**PROMPT**
Skip the pictures. Repeat everything else in the records word for word.

**PROVIDED RECORDS**
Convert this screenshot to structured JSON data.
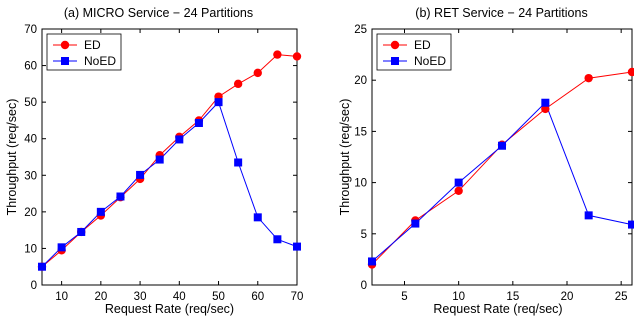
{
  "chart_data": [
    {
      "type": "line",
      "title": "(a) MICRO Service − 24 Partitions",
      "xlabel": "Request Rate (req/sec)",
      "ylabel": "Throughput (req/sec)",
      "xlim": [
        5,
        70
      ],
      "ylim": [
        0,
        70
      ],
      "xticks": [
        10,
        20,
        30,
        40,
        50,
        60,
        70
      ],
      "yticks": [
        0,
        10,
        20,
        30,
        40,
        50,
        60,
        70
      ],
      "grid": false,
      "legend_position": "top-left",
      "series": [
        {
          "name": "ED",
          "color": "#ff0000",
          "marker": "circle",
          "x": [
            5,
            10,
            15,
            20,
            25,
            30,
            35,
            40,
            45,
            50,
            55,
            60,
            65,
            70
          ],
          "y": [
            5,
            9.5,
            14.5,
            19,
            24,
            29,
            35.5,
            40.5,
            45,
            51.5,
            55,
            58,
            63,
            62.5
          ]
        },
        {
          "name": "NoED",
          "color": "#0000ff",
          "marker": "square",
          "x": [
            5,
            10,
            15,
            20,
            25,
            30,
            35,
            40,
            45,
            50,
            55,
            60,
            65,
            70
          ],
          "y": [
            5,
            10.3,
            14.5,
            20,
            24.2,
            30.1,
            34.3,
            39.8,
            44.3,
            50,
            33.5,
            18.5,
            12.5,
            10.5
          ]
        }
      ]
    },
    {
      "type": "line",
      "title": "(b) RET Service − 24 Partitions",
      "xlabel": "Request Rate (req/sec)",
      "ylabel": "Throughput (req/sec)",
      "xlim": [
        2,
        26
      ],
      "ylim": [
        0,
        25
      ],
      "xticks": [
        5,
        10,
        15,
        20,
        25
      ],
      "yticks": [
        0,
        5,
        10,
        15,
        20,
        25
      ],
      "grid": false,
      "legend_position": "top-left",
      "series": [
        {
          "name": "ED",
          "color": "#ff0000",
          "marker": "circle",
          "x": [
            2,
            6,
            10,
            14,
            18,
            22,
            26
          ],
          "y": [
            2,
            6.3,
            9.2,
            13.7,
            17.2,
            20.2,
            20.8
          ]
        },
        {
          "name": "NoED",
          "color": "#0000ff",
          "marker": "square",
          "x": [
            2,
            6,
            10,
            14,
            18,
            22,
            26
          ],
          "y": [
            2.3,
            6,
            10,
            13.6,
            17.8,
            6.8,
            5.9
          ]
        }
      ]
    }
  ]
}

**TASK SOLUTION**
Convert this screenshot to structured JSON data.
{
  "chart_data": [
    {
      "type": "line",
      "title": "(a) MICRO Service − 24 Partitions",
      "xlabel": "Request Rate (req/sec)",
      "ylabel": "Throughput (req/sec)",
      "xlim": [
        5,
        70
      ],
      "ylim": [
        0,
        70
      ],
      "xticks": [
        10,
        20,
        30,
        40,
        50,
        60,
        70
      ],
      "yticks": [
        0,
        10,
        20,
        30,
        40,
        50,
        60,
        70
      ],
      "grid": false,
      "legend_position": "top-left",
      "series": [
        {
          "name": "ED",
          "color": "#ff0000",
          "marker": "circle",
          "x": [
            5,
            10,
            15,
            20,
            25,
            30,
            35,
            40,
            45,
            50,
            55,
            60,
            65,
            70
          ],
          "y": [
            5,
            9.5,
            14.5,
            19,
            24,
            29,
            35.5,
            40.5,
            45,
            51.5,
            55,
            58,
            63,
            62.5
          ]
        },
        {
          "name": "NoED",
          "color": "#0000ff",
          "marker": "square",
          "x": [
            5,
            10,
            15,
            20,
            25,
            30,
            35,
            40,
            45,
            50,
            55,
            60,
            65,
            70
          ],
          "y": [
            5,
            10.3,
            14.5,
            20,
            24.2,
            30.1,
            34.3,
            39.8,
            44.3,
            50,
            33.5,
            18.5,
            12.5,
            10.5
          ]
        }
      ]
    },
    {
      "type": "line",
      "title": "(b) RET Service − 24 Partitions",
      "xlabel": "Request Rate (req/sec)",
      "ylabel": "Throughput (req/sec)",
      "xlim": [
        2,
        26
      ],
      "ylim": [
        0,
        25
      ],
      "xticks": [
        5,
        10,
        15,
        20,
        25
      ],
      "yticks": [
        0,
        5,
        10,
        15,
        20,
        25
      ],
      "grid": false,
      "legend_position": "top-left",
      "series": [
        {
          "name": "ED",
          "color": "#ff0000",
          "marker": "circle",
          "x": [
            2,
            6,
            10,
            14,
            18,
            22,
            26
          ],
          "y": [
            2,
            6.3,
            9.2,
            13.7,
            17.2,
            20.2,
            20.8
          ]
        },
        {
          "name": "NoED",
          "color": "#0000ff",
          "marker": "square",
          "x": [
            2,
            6,
            10,
            14,
            18,
            22,
            26
          ],
          "y": [
            2.3,
            6,
            10,
            13.6,
            17.8,
            6.8,
            5.9
          ]
        }
      ]
    }
  ]
}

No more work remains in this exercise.